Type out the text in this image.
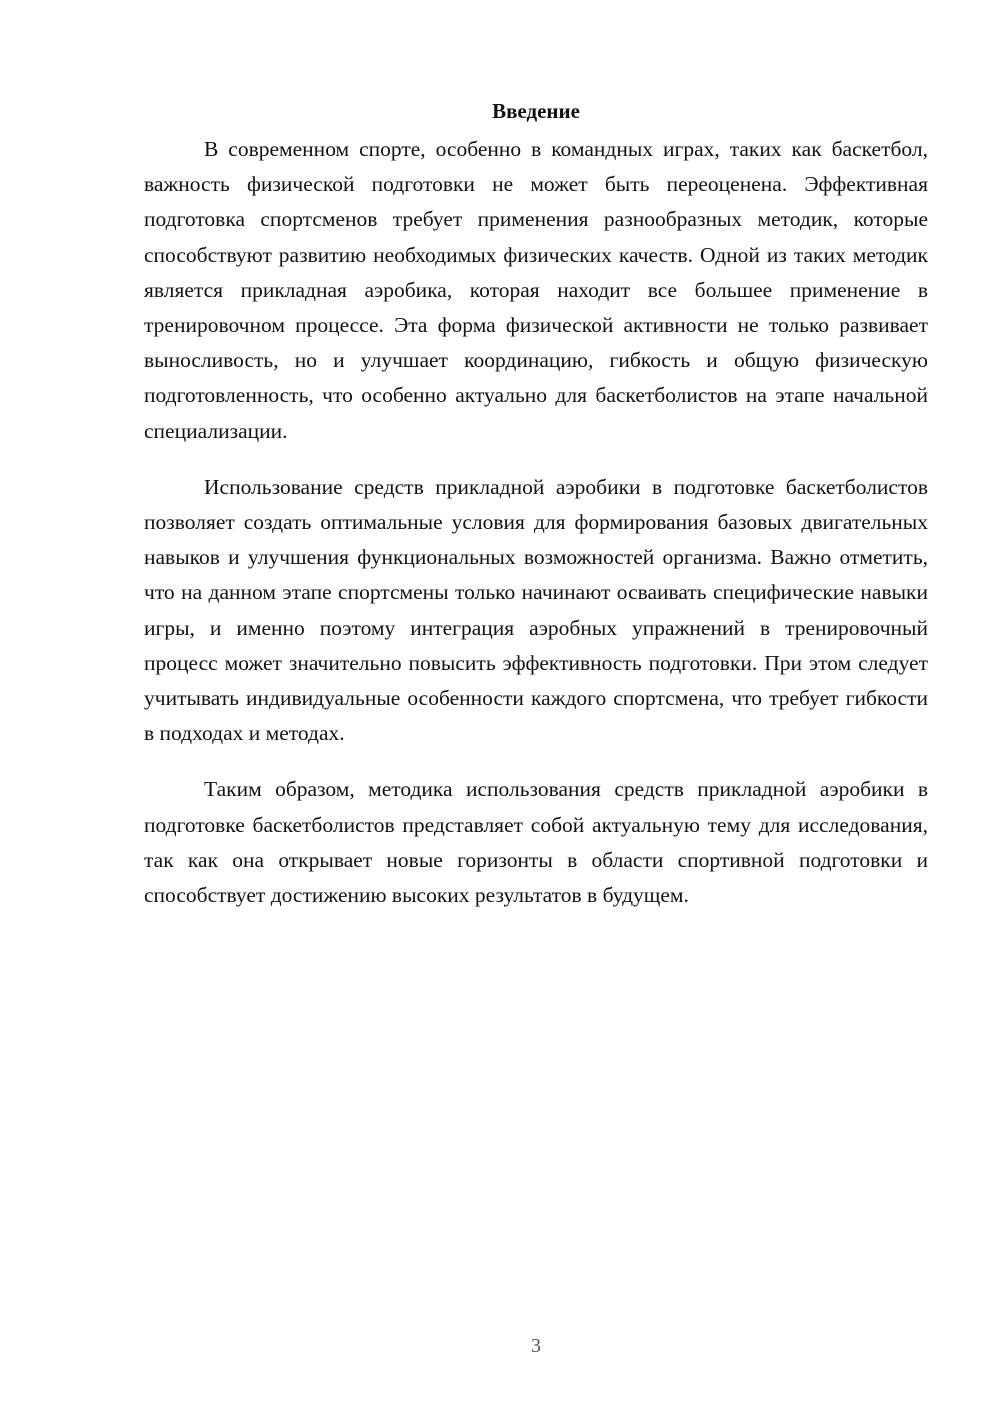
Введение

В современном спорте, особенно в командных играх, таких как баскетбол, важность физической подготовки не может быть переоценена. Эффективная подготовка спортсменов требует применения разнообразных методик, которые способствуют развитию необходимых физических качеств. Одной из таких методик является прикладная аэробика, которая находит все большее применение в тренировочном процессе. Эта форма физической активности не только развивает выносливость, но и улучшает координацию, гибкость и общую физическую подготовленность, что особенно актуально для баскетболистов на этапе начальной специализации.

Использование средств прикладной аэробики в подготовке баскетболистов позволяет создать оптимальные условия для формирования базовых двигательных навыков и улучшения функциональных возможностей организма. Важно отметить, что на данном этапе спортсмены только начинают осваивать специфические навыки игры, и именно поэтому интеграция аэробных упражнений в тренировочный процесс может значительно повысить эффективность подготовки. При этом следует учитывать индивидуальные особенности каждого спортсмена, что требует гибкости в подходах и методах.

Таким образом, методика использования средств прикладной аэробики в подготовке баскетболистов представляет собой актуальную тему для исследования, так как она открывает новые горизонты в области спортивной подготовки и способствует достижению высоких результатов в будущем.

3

• • • • • • •

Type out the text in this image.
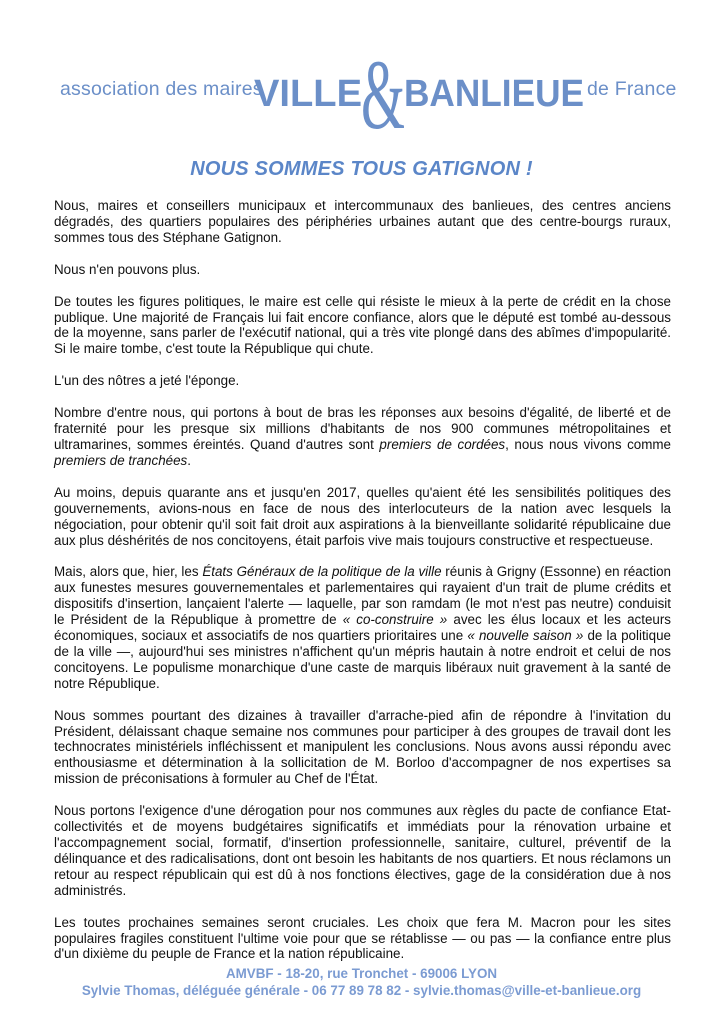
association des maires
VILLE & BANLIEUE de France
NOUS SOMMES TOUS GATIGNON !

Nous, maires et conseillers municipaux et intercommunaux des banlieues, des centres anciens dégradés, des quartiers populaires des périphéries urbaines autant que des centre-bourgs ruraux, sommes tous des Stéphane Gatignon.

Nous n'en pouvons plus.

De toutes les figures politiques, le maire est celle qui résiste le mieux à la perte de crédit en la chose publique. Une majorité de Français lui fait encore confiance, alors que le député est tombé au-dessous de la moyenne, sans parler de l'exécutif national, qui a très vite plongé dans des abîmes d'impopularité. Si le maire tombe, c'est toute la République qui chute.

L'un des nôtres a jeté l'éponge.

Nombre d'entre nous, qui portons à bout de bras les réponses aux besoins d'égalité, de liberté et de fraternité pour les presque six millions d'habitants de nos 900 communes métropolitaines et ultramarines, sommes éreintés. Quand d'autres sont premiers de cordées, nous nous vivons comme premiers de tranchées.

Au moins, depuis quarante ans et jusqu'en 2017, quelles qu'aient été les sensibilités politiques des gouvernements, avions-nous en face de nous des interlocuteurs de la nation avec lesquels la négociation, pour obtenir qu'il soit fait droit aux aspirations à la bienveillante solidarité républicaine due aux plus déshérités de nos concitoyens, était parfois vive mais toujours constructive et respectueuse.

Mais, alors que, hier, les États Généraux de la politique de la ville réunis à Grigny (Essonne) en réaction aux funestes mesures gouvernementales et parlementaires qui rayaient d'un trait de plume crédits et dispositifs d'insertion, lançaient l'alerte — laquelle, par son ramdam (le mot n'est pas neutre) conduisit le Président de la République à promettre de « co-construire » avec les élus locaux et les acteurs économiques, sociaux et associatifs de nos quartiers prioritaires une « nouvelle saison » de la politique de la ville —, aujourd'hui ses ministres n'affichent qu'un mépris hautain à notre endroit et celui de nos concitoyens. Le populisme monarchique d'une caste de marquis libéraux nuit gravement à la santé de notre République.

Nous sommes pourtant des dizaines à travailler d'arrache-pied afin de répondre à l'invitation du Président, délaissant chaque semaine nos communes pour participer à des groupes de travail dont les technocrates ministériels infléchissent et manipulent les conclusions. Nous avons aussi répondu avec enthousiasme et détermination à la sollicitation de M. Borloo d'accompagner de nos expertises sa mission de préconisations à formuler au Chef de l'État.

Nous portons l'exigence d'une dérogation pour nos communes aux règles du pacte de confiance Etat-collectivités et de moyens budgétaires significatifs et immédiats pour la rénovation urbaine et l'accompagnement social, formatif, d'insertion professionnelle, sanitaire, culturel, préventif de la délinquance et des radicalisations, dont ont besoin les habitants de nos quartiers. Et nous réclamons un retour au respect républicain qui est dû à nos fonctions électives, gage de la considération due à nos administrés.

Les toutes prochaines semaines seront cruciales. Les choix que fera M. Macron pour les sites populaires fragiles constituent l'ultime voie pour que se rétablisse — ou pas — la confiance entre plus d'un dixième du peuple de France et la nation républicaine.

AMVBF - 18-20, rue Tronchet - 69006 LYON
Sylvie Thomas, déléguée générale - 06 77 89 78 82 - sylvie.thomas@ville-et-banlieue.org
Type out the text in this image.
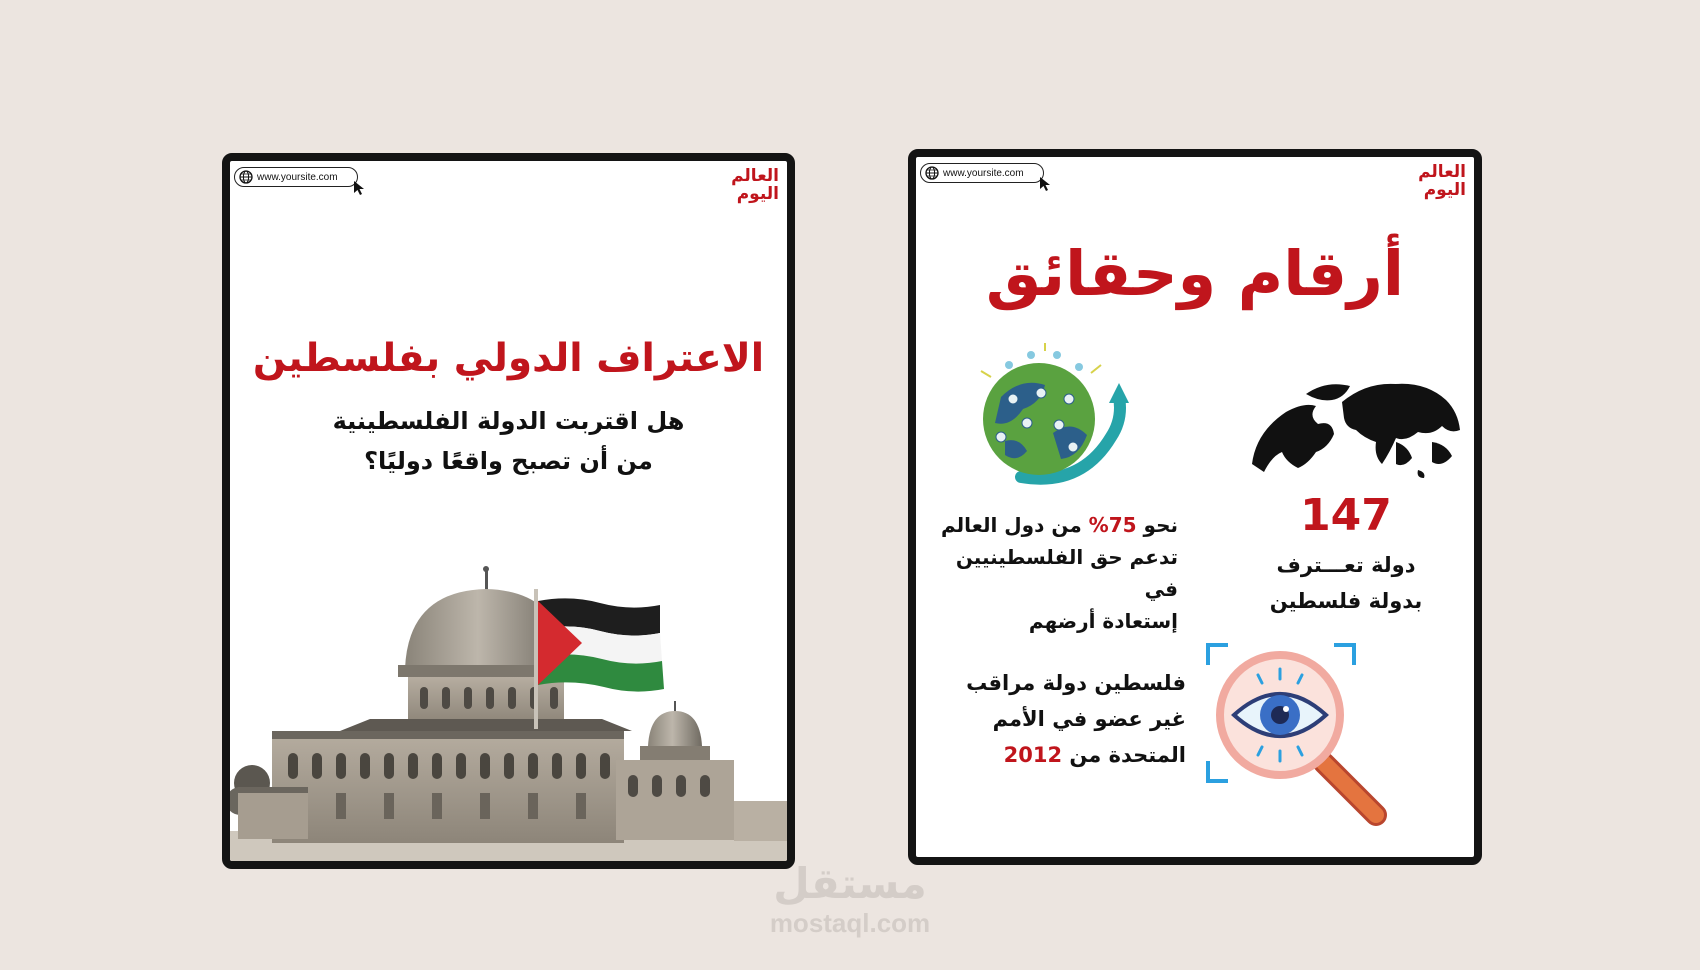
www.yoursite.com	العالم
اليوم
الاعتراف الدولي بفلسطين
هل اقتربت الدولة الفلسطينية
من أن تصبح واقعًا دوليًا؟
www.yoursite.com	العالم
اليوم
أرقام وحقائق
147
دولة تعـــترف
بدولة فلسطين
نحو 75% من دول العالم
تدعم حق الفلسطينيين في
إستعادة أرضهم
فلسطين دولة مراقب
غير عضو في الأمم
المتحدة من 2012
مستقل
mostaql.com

• • • • • • •

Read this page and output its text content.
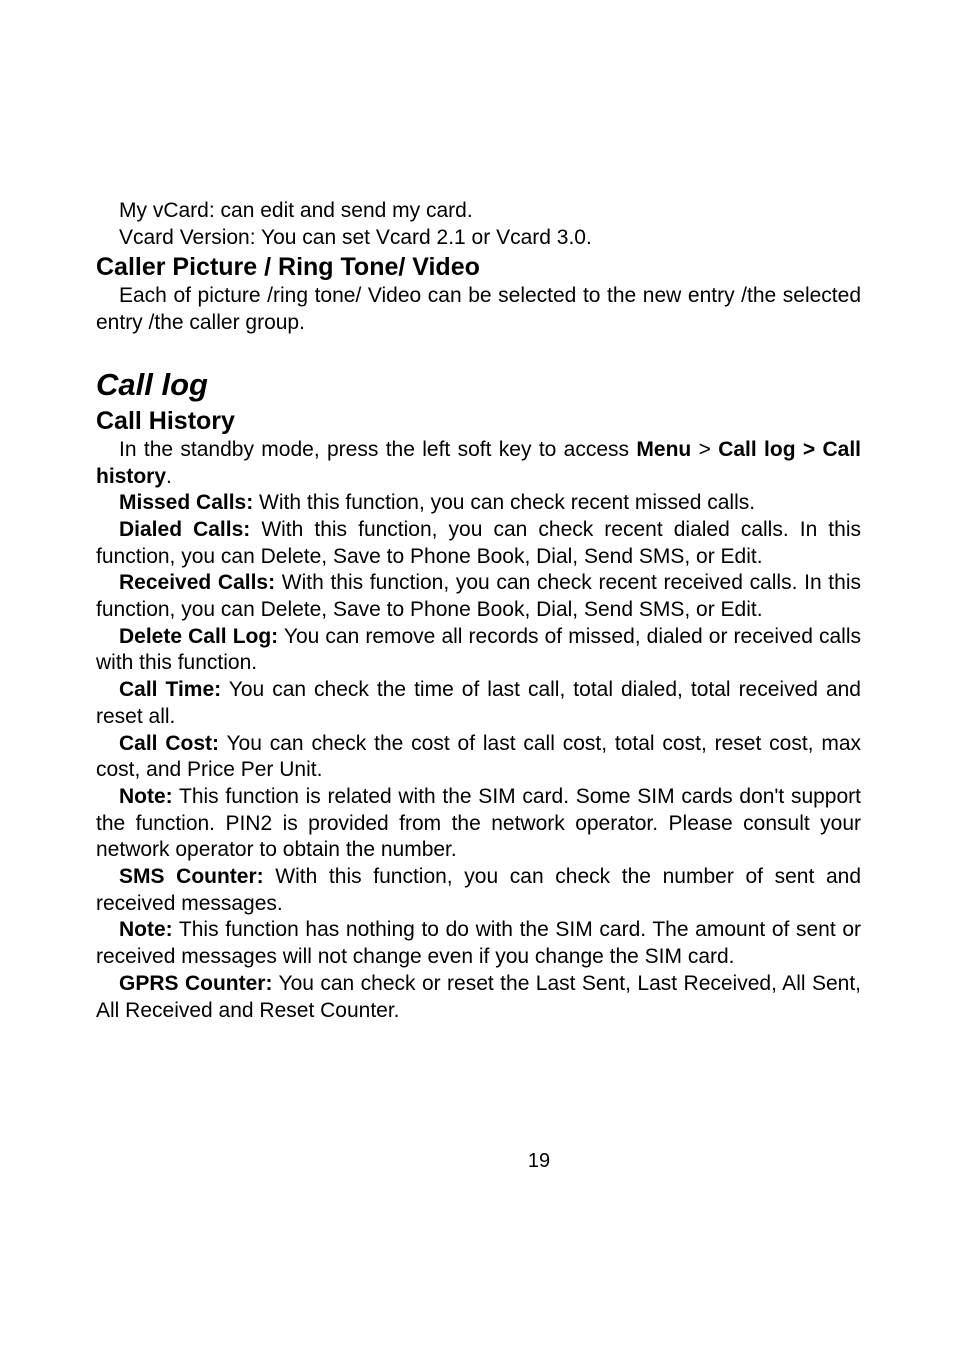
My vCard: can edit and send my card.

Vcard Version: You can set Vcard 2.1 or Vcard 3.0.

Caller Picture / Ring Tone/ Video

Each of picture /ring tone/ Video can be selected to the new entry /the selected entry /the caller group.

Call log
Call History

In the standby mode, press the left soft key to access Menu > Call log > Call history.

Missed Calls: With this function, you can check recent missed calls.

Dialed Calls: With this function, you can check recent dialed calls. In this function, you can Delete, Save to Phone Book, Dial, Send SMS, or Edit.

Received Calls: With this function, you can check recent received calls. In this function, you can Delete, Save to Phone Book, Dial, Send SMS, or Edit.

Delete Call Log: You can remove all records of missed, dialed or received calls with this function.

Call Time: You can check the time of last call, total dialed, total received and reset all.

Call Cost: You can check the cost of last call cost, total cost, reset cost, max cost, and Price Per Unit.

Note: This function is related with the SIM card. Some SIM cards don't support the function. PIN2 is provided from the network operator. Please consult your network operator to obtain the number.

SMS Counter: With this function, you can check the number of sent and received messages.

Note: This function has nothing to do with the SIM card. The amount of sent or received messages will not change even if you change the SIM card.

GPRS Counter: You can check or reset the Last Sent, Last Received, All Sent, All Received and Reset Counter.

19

• • • • • • •

**Exercise brief**.
Pick out the lines containing the string "Book".

**Solution for this problem**.
Dialed Calls: With this function, you can check recent dialed calls. In this function, you can Delete, Save to Phone Book, Dial, Send SMS, or Edit.
Received Calls: With this function, you can check recent received calls. In this function, you can Delete, Save to Phone Book, Dial, Send SMS, or Edit.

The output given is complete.